Retype the listing that follows, word for word.

# # # #

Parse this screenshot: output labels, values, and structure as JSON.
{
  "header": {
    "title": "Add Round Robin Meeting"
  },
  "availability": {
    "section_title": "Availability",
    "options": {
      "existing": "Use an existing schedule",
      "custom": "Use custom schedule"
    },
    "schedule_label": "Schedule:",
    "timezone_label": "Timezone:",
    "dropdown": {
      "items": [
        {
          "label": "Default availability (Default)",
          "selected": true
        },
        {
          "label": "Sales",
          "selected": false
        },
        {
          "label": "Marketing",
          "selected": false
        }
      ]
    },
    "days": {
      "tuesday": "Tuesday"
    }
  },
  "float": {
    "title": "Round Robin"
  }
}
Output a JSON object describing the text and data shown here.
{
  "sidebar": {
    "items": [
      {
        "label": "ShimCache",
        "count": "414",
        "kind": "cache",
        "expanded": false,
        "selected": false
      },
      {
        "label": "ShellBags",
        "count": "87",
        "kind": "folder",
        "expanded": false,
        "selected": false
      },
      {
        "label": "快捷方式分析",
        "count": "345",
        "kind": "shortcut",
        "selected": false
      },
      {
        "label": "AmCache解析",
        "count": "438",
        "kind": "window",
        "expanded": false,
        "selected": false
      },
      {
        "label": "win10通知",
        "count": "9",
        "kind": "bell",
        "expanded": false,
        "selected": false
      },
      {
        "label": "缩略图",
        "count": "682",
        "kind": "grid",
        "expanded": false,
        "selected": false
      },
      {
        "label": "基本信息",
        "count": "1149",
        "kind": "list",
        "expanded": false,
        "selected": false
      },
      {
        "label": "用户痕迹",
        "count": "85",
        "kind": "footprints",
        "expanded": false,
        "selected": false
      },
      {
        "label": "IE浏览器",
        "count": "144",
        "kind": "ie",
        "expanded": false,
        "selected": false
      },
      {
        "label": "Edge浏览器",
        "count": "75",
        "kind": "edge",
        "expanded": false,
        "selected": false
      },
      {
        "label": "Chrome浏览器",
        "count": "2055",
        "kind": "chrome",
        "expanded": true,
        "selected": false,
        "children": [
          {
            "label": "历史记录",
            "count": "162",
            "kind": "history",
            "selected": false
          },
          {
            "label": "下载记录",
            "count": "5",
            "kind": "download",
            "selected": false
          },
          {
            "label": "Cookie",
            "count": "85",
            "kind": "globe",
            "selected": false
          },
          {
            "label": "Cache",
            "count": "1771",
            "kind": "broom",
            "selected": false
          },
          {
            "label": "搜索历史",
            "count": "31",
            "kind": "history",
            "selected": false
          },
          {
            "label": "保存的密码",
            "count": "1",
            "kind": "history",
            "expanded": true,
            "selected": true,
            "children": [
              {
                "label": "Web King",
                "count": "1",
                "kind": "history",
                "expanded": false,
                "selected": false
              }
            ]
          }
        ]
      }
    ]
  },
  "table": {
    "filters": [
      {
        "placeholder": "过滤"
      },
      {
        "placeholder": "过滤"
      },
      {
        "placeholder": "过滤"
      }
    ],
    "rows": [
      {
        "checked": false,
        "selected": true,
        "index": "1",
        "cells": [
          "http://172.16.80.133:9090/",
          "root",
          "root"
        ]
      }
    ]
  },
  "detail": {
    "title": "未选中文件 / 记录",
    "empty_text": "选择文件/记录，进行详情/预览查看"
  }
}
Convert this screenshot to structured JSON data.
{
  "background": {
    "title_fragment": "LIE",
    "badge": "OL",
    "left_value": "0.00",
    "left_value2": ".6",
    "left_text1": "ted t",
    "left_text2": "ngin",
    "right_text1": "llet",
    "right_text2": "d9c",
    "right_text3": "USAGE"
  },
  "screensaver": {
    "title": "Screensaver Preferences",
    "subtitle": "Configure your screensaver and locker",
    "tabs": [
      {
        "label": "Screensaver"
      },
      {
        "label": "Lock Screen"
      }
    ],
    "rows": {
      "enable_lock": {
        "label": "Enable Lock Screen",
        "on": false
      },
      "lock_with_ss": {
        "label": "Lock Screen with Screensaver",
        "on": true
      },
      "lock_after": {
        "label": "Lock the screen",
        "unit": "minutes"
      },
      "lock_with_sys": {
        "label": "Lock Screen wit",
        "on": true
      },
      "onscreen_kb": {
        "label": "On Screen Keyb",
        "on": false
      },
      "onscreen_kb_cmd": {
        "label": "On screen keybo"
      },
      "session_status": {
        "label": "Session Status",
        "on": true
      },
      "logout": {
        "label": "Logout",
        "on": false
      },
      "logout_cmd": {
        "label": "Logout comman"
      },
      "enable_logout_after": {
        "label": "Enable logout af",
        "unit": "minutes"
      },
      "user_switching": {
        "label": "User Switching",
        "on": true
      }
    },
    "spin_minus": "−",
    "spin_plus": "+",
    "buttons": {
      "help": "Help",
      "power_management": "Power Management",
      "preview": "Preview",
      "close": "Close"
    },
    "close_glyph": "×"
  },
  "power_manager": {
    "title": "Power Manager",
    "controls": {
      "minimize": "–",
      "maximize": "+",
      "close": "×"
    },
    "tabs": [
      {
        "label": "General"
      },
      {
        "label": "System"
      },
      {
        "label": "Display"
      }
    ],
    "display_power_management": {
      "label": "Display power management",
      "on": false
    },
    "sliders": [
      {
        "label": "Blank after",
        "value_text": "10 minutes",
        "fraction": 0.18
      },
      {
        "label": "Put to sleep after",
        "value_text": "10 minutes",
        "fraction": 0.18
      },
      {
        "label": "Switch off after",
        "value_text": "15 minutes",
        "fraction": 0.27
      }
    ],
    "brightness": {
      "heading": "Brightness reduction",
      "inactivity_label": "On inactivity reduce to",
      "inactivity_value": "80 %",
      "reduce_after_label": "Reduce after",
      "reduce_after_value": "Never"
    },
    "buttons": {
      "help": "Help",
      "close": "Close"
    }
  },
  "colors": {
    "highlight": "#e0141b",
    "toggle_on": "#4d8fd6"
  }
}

# # # #

**Output below:**
Parse this screenshot: output labels, values, and structure as JSON.
{
  "header": {
    "title": "Add Round Robin Meeting"
  },
  "availability": {
    "section_title": "Availability",
    "options": {
      "existing": "Use an existing schedule",
      "custom": "Use custom schedule"
    },
    "schedule_label": "Schedule:",
    "timezone_label": "Timezone:",
    "dropdown": {
      "items": [
        {
          "label": "Default availability (Default)",
          "selected": true
        },
        {
          "label": "Sales",
          "selected": false
        },
        {
          "label": "Marketing",
          "selected": false
        }
      ]
    },
    "days": {
      "tuesday": "Tuesday"
    }
  },
  "float": {
    "title": "Round Robin"
  }
}
Output a JSON object describing the text and data shown here.
{
  "sidebar": {
    "items": [
      {
        "label": "ShimCache",
        "count": "414",
        "kind": "cache",
        "expanded": false,
        "selected": false
      },
      {
        "label": "ShellBags",
        "count": "87",
        "kind": "folder",
        "expanded": false,
        "selected": false
      },
      {
        "label": "快捷方式分析",
        "count": "345",
        "kind": "shortcut",
        "selected": false
      },
      {
        "label": "AmCache解析",
        "count": "438",
        "kind": "window",
        "expanded": false,
        "selected": false
      },
      {
        "label": "win10通知",
        "count": "9",
        "kind": "bell",
        "expanded": false,
        "selected": false
      },
      {
        "label": "缩略图",
        "count": "682",
        "kind": "grid",
        "expanded": false,
        "selected": false
      },
      {
        "label": "基本信息",
        "count": "1149",
        "kind": "list",
        "expanded": false,
        "selected": false
      },
      {
        "label": "用户痕迹",
        "count": "85",
        "kind": "footprints",
        "expanded": false,
        "selected": false
      },
      {
        "label": "IE浏览器",
        "count": "144",
        "kind": "ie",
        "expanded": false,
        "selected": false
      },
      {
        "label": "Edge浏览器",
        "count": "75",
        "kind": "edge",
        "expanded": false,
        "selected": false
      },
      {
        "label": "Chrome浏览器",
        "count": "2055",
        "kind": "chrome",
        "expanded": true,
        "selected": false,
        "children": [
          {
            "label": "历史记录",
            "count": "162",
            "kind": "history",
            "selected": false
          },
          {
            "label": "下载记录",
            "count": "5",
            "kind": "download",
            "selected": false
          },
          {
            "label": "Cookie",
            "count": "85",
            "kind": "globe",
            "selected": false
          },
          {
            "label": "Cache",
            "count": "1771",
            "kind": "broom",
            "selected": false
          },
          {
            "label": "搜索历史",
            "count": "31",
            "kind": "history",
            "selected": false
          },
          {
            "label": "保存的密码",
            "count": "1",
            "kind": "history",
            "expanded": true,
            "selected": true,
            "children": [
              {
                "label": "Web King",
                "count": "1",
                "kind": "history",
                "expanded": false,
                "selected": false
              }
            ]
          }
        ]
      }
    ]
  },
  "table": {
    "filters": [
      {
        "placeholder": "过滤"
      },
      {
        "placeholder": "过滤"
      },
      {
        "placeholder": "过滤"
      }
    ],
    "rows": [
      {
        "checked": false,
        "selected": true,
        "index": "1",
        "cells": [
          "http://172.16.80.133:9090/",
          "root",
          "root"
        ]
      }
    ]
  },
  "detail": {
    "title": "未选中文件 / 记录",
    "empty_text": "选择文件/记录，进行详情/预览查看"
  }
}
Convert this screenshot to structured JSON data.
{
  "background": {
    "title_fragment": "LIE",
    "badge": "OL",
    "left_value": "0.00",
    "left_value2": ".6",
    "left_text1": "ted t",
    "left_text2": "ngin",
    "right_text1": "llet",
    "right_text2": "d9c",
    "right_text3": "USAGE"
  },
  "screensaver": {
    "title": "Screensaver Preferences",
    "subtitle": "Configure your screensaver and locker",
    "tabs": [
      {
        "label": "Screensaver"
      },
      {
        "label": "Lock Screen"
      }
    ],
    "rows": {
      "enable_lock": {
        "label": "Enable Lock Screen",
        "on": false
      },
      "lock_with_ss": {
        "label": "Lock Screen with Screensaver",
        "on": true
      },
      "lock_after": {
        "label": "Lock the screen",
        "unit": "minutes"
      },
      "lock_with_sys": {
        "label": "Lock Screen wit",
        "on": true
      },
      "onscreen_kb": {
        "label": "On Screen Keyb",
        "on": false
      },
      "onscreen_kb_cmd": {
        "label": "On screen keybo"
      },
      "session_status": {
        "label": "Session Status",
        "on": true
      },
      "logout": {
        "label": "Logout",
        "on": false
      },
      "logout_cmd": {
        "label": "Logout comman"
      },
      "enable_logout_after": {
        "label": "Enable logout af",
        "unit": "minutes"
      },
      "user_switching": {
        "label": "User Switching",
        "on": true
      }
    },
    "spin_minus": "−",
    "spin_plus": "+",
    "buttons": {
      "help": "Help",
      "power_management": "Power Management",
      "preview": "Preview",
      "close": "Close"
    },
    "close_glyph": "×"
  },
  "power_manager": {
    "title": "Power Manager",
    "controls": {
      "minimize": "–",
      "maximize": "+",
      "close": "×"
    },
    "tabs": [
      {
        "label": "General"
      },
      {
        "label": "System"
      },
      {
        "label": "Display"
      }
    ],
    "display_power_management": {
      "label": "Display power management",
      "on": false
    },
    "sliders": [
      {
        "label": "Blank after",
        "value_text": "10 minutes",
        "fraction": 0.18
      },
      {
        "label": "Put to sleep after",
        "value_text": "10 minutes",
        "fraction": 0.18
      },
      {
        "label": "Switch off after",
        "value_text": "15 minutes",
        "fraction": 0.27
      }
    ],
    "brightness": {
      "heading": "Brightness reduction",
      "inactivity_label": "On inactivity reduce to",
      "inactivity_value": "80 %",
      "reduce_after_label": "Reduce after",
      "reduce_after_value": "Never"
    },
    "buttons": {
      "help": "Help",
      "close": "Close"
    }
  },
  "colors": {
    "highlight": "#e0141b",
    "toggle_on": "#4d8fd6"
  }
}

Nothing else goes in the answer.